§ **Exercise goal**
Can you copy the material from its start through the line containing "x-tick-label: 2000 — [248, 441, 274, 454]", changing "elements" to "items" and leaving everything else the same?

--

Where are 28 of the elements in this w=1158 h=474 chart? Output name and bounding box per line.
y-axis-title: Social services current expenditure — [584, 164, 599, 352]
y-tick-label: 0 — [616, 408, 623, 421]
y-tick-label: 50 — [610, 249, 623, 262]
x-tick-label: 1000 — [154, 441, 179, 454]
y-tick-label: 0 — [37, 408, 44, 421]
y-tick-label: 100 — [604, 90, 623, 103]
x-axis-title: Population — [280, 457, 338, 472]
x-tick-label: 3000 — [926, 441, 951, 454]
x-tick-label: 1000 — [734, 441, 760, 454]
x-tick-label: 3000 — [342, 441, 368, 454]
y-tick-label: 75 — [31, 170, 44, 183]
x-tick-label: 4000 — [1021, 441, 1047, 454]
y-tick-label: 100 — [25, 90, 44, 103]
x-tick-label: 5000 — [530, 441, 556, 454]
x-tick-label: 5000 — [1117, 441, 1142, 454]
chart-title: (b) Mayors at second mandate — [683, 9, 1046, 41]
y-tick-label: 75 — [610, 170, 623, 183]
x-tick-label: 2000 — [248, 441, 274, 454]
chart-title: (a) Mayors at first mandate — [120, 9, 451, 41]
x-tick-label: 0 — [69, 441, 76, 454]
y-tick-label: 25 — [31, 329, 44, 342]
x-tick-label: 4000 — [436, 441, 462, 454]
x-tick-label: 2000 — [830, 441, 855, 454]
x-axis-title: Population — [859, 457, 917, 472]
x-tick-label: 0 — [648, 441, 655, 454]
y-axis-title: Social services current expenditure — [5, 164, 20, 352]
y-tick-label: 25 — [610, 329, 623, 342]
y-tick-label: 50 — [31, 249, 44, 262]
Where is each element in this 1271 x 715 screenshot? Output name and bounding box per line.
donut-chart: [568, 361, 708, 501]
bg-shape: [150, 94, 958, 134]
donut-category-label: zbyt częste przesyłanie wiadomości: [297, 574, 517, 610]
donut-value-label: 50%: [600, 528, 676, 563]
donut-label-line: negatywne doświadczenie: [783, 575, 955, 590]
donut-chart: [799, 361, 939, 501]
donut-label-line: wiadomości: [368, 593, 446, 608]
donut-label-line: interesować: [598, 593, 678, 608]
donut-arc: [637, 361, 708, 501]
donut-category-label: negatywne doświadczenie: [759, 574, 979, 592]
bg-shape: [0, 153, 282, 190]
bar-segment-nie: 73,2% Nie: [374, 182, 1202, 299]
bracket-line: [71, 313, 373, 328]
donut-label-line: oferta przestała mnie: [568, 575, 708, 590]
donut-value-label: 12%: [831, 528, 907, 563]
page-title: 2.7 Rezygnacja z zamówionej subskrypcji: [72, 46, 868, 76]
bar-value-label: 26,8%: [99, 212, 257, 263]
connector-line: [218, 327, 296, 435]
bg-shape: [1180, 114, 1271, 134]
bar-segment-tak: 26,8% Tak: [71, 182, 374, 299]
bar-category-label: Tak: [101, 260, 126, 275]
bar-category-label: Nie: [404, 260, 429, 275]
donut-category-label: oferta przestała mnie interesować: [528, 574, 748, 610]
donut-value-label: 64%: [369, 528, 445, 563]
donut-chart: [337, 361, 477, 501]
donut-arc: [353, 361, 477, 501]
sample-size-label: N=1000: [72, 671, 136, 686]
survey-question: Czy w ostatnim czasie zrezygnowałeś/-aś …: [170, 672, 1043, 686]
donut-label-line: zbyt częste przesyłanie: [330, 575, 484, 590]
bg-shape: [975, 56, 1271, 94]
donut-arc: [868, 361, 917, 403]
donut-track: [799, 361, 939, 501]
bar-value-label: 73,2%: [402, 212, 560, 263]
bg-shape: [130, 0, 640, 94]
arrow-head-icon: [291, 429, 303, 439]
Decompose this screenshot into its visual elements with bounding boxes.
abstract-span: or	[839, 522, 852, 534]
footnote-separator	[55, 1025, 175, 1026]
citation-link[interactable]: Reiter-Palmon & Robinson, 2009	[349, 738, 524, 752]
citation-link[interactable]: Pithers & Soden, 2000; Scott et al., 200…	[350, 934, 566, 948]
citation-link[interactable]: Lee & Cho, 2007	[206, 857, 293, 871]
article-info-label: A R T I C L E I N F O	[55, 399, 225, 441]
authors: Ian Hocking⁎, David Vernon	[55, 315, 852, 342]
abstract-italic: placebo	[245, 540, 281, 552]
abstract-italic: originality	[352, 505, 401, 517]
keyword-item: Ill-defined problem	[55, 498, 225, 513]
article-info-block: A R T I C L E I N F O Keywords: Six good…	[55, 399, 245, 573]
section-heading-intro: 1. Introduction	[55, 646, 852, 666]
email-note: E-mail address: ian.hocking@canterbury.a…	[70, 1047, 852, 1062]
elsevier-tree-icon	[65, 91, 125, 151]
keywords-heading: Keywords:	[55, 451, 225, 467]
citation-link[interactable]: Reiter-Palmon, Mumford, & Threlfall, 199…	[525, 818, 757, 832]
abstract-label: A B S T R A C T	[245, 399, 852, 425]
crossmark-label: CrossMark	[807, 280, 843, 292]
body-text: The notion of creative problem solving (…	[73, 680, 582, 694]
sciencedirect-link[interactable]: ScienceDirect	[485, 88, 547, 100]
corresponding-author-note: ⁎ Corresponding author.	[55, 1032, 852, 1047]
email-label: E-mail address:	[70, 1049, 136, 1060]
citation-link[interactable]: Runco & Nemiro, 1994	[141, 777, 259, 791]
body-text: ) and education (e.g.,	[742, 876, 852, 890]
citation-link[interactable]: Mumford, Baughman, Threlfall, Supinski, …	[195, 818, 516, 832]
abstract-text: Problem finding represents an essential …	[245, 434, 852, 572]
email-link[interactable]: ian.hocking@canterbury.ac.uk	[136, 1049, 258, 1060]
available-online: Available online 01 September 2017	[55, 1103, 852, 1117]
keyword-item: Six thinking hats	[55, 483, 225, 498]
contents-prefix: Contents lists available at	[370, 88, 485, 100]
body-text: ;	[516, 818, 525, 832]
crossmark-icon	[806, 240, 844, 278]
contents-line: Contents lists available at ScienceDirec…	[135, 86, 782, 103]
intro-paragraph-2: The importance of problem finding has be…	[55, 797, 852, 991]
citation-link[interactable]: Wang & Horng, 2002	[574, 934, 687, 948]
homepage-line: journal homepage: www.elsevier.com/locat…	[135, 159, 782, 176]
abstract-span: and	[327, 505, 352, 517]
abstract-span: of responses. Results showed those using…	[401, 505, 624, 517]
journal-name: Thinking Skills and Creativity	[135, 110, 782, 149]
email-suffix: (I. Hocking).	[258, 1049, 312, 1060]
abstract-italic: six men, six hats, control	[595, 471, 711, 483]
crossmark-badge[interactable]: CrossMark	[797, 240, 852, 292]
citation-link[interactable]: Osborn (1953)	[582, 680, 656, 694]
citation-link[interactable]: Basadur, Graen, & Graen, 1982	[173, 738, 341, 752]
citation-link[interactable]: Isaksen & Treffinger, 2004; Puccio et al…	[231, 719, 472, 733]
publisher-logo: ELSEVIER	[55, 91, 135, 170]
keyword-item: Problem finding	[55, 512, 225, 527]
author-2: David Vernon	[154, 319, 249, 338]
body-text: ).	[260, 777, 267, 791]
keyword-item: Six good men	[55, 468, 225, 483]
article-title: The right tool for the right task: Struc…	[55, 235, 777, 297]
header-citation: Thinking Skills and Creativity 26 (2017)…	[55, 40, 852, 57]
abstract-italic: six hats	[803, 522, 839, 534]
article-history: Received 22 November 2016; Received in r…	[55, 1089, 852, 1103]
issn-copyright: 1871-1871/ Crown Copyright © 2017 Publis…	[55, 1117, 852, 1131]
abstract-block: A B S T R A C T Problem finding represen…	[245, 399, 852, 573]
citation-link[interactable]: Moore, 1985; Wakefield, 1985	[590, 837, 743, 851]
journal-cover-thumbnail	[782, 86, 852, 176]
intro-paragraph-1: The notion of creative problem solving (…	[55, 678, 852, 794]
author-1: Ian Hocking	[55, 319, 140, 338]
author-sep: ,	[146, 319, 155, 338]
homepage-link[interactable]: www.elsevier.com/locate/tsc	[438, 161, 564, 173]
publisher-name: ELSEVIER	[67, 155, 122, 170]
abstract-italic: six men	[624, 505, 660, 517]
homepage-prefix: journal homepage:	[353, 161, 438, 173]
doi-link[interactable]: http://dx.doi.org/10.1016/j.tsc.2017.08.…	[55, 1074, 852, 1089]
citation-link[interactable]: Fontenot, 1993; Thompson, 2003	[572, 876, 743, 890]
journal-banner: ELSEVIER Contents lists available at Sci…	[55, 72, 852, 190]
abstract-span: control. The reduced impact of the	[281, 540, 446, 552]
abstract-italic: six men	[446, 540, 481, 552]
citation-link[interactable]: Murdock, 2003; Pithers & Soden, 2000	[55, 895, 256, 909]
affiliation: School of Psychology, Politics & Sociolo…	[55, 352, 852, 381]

--

§ **Exercise result**
Where are 28 of the items in this w=1158 h=474 chart? Output name and bounding box per line.
y-axis-title: Social services current expenditure — [584, 164, 599, 352]
y-tick-label: 0 — [616, 408, 623, 421]
y-tick-label: 50 — [610, 249, 623, 262]
x-tick-label: 1000 — [154, 441, 179, 454]
y-tick-label: 0 — [37, 408, 44, 421]
y-tick-label: 100 — [604, 90, 623, 103]
x-axis-title: Population — [280, 457, 338, 472]
x-tick-label: 3000 — [926, 441, 951, 454]
x-tick-label: 1000 — [734, 441, 760, 454]
x-tick-label: 3000 — [342, 441, 368, 454]
y-tick-label: 75 — [31, 170, 44, 183]
x-tick-label: 4000 — [1021, 441, 1047, 454]
y-tick-label: 100 — [25, 90, 44, 103]
x-tick-label: 5000 — [530, 441, 556, 454]
x-tick-label: 5000 — [1117, 441, 1142, 454]
chart-title: (b) Mayors at second mandate — [683, 9, 1046, 41]
y-tick-label: 75 — [610, 170, 623, 183]
x-tick-label: 2000 — [248, 441, 274, 454]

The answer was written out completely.